## Directions for this task:
Show, in full, each line of the data that contains "lines".

[Collected data entries]
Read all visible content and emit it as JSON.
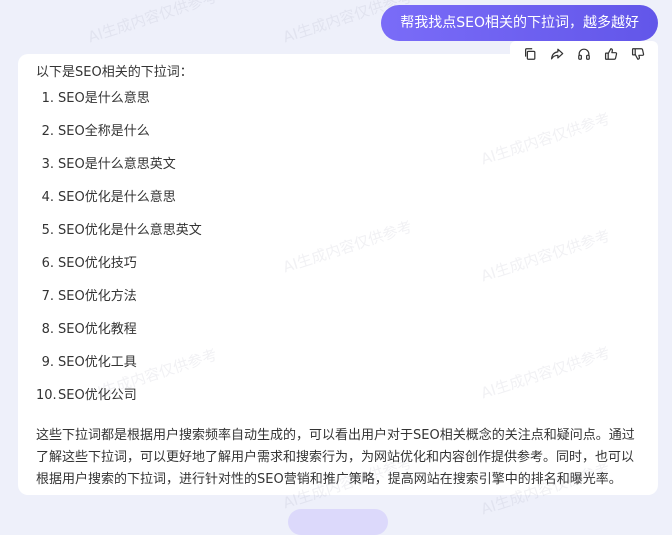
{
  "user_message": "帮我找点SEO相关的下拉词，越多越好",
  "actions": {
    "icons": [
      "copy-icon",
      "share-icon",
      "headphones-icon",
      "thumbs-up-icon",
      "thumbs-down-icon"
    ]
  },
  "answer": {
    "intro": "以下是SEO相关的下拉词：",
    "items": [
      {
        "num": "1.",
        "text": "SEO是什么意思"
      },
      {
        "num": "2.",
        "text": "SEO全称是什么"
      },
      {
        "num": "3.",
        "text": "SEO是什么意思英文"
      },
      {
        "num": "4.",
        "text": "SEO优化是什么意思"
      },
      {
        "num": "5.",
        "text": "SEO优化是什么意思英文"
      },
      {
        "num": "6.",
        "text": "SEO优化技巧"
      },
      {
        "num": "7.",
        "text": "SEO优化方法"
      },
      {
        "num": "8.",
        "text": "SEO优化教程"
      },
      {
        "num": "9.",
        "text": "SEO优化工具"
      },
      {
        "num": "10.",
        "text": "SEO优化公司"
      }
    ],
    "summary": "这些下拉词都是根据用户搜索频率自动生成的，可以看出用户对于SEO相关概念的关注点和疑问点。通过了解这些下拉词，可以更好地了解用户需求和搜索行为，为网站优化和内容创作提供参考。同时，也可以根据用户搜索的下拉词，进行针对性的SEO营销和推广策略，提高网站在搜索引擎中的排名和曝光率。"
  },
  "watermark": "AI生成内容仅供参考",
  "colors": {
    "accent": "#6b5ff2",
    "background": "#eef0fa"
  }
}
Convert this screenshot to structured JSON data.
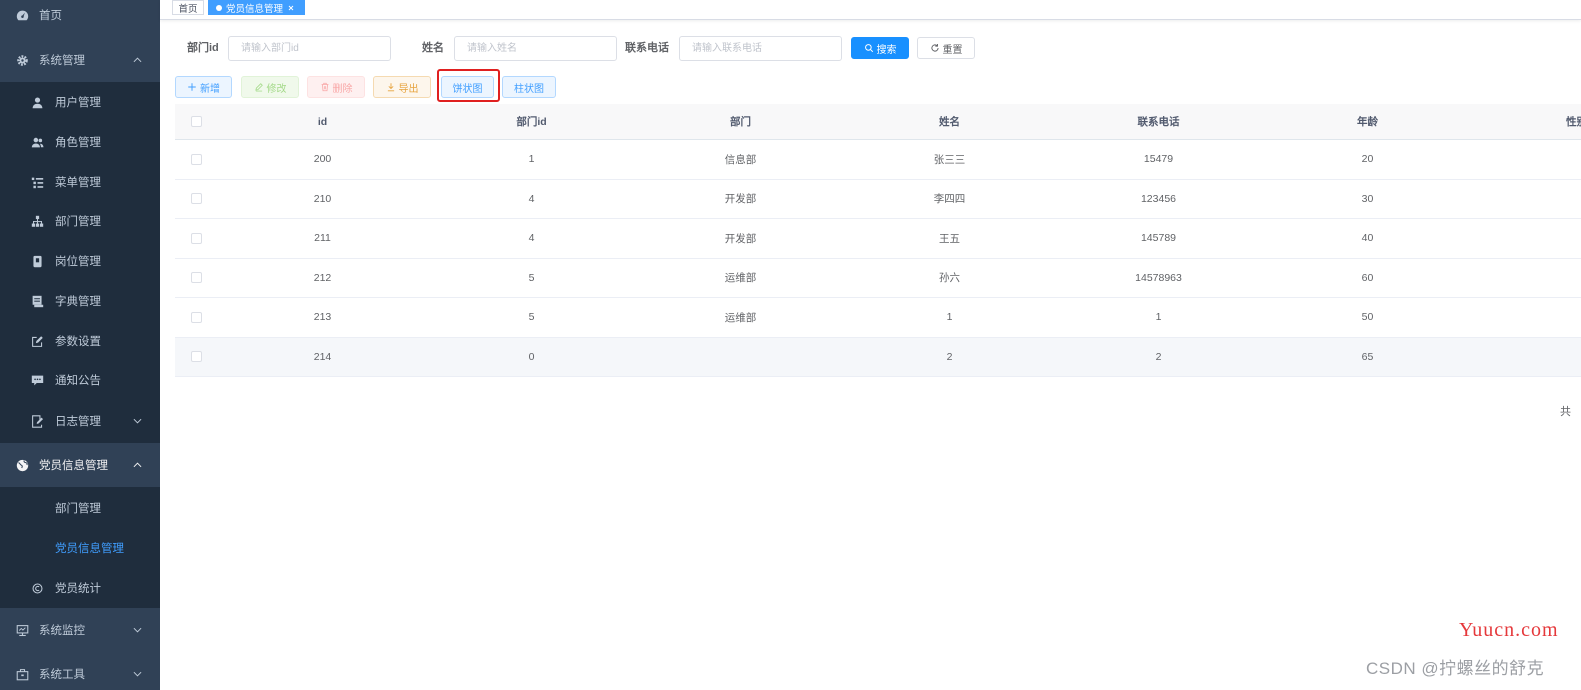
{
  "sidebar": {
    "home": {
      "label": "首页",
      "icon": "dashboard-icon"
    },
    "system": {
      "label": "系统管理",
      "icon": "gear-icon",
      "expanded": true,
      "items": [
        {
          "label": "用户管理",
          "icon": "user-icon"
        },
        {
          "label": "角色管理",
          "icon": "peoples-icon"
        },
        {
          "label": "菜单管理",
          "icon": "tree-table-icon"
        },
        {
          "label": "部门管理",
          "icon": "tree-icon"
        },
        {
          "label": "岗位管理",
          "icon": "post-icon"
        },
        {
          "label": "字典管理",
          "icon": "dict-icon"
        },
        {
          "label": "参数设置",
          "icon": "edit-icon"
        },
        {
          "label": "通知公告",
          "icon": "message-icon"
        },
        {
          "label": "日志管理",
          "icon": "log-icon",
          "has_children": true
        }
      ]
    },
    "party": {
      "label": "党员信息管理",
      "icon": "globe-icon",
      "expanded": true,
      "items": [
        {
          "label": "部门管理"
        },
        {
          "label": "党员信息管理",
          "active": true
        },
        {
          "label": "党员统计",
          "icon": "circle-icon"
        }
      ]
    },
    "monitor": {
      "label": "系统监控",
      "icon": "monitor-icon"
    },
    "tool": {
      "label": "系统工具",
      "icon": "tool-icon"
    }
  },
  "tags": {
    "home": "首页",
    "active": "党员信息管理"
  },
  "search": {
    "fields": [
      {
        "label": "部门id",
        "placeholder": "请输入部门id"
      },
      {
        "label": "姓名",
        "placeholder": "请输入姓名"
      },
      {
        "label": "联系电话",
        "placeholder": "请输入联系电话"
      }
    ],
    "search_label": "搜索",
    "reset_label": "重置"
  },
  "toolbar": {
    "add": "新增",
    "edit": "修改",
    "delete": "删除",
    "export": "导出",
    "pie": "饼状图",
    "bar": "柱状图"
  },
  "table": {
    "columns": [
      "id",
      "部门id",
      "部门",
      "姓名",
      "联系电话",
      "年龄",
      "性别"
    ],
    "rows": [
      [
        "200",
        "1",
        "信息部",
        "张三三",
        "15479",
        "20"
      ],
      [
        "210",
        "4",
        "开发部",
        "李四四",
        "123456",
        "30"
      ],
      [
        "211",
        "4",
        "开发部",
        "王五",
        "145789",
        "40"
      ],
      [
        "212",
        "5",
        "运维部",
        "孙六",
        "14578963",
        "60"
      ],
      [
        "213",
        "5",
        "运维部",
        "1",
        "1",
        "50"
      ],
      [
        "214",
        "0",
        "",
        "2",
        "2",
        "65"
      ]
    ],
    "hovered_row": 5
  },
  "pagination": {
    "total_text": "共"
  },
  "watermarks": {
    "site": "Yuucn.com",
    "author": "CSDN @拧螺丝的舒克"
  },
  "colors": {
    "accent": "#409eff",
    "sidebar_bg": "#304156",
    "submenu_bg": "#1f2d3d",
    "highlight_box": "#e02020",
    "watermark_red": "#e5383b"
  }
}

--

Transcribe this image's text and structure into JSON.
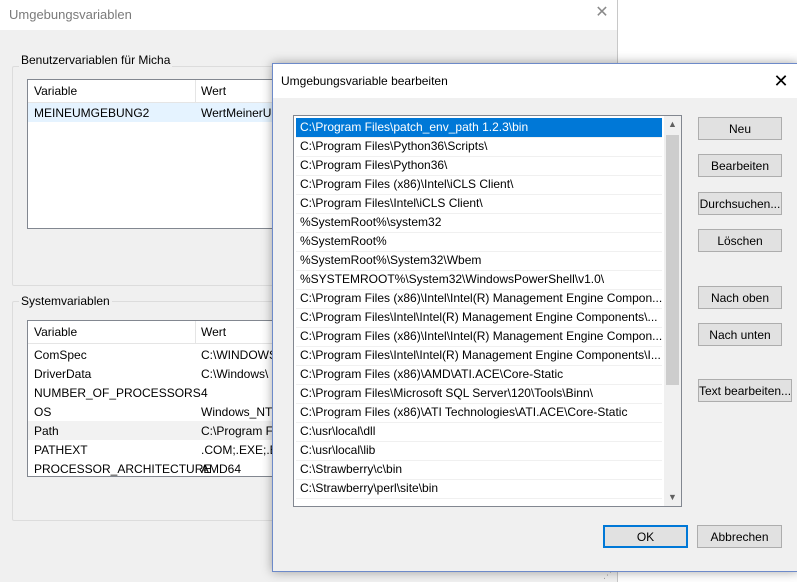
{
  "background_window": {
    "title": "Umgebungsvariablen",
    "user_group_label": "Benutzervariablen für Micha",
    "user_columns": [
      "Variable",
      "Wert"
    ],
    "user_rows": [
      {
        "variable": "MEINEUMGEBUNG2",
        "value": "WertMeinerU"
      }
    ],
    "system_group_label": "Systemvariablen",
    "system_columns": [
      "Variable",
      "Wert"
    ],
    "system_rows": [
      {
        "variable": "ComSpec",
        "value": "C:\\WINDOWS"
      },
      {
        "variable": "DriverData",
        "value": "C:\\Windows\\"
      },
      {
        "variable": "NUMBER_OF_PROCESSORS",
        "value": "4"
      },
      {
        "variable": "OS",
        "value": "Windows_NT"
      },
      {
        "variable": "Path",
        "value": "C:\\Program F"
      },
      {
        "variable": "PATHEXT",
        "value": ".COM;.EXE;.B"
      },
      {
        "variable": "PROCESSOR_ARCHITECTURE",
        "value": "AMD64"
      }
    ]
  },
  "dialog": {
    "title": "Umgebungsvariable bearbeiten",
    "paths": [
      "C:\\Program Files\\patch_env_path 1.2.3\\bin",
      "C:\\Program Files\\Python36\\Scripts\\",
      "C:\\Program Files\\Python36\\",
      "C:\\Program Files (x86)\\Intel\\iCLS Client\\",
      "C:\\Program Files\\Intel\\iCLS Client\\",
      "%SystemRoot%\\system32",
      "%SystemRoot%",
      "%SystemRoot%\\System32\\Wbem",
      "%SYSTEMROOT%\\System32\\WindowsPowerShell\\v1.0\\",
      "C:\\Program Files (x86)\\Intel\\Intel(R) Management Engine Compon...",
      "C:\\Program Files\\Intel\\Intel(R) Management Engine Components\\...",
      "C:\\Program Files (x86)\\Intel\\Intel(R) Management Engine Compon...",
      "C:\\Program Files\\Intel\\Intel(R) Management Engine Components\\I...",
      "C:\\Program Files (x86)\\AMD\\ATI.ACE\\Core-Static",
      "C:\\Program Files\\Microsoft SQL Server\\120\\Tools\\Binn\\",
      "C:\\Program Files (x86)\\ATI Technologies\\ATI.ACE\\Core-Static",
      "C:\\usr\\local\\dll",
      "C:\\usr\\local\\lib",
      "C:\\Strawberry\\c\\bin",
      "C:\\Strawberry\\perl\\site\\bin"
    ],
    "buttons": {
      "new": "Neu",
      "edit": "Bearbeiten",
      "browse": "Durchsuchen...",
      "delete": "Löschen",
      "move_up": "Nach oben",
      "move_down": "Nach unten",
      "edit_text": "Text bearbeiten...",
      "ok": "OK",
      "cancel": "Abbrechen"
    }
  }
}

---

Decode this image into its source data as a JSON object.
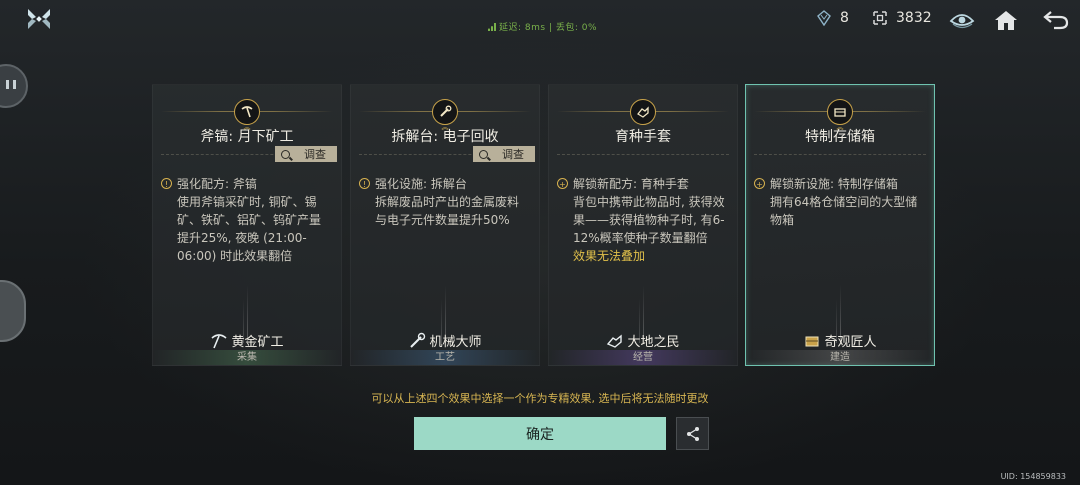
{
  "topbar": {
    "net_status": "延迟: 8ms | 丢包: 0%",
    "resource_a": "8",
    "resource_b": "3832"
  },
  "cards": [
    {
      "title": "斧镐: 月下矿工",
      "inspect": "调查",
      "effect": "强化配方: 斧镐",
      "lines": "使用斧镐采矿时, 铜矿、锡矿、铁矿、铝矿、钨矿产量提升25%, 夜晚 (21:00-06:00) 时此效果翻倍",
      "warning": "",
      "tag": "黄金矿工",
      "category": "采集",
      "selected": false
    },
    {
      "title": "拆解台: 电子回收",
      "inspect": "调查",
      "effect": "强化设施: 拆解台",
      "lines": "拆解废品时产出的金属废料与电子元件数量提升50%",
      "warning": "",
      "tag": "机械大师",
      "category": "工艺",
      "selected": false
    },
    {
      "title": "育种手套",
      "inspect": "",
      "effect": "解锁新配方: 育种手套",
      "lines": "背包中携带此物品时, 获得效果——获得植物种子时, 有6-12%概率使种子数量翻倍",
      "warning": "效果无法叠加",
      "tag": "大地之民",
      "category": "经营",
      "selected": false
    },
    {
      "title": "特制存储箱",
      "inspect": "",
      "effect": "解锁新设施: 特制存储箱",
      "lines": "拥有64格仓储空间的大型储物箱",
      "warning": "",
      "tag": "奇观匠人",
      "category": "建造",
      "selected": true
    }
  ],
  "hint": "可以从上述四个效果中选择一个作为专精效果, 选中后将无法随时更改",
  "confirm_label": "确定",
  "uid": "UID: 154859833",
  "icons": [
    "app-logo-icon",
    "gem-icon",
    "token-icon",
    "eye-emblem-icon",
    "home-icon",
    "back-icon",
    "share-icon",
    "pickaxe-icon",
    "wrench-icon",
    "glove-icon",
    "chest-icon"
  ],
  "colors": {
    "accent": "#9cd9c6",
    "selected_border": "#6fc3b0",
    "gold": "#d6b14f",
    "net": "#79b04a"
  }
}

## Expected answer:
      "lines": "使用斧镐采矿时, 铜矿、锡矿、铁矿、铝矿、钨矿产量提升25%, 夜晚 (21:00-06:00) 时此效果翻倍",
      "lines": "拆解废品时产出的金属废料与电子元件数量提升50%",
      "lines": "背包中携带此物品时, 获得效果——获得植物种子时, 有6-12%概率使种子数量翻倍",
      "lines": "拥有64格仓储空间的大型储物箱",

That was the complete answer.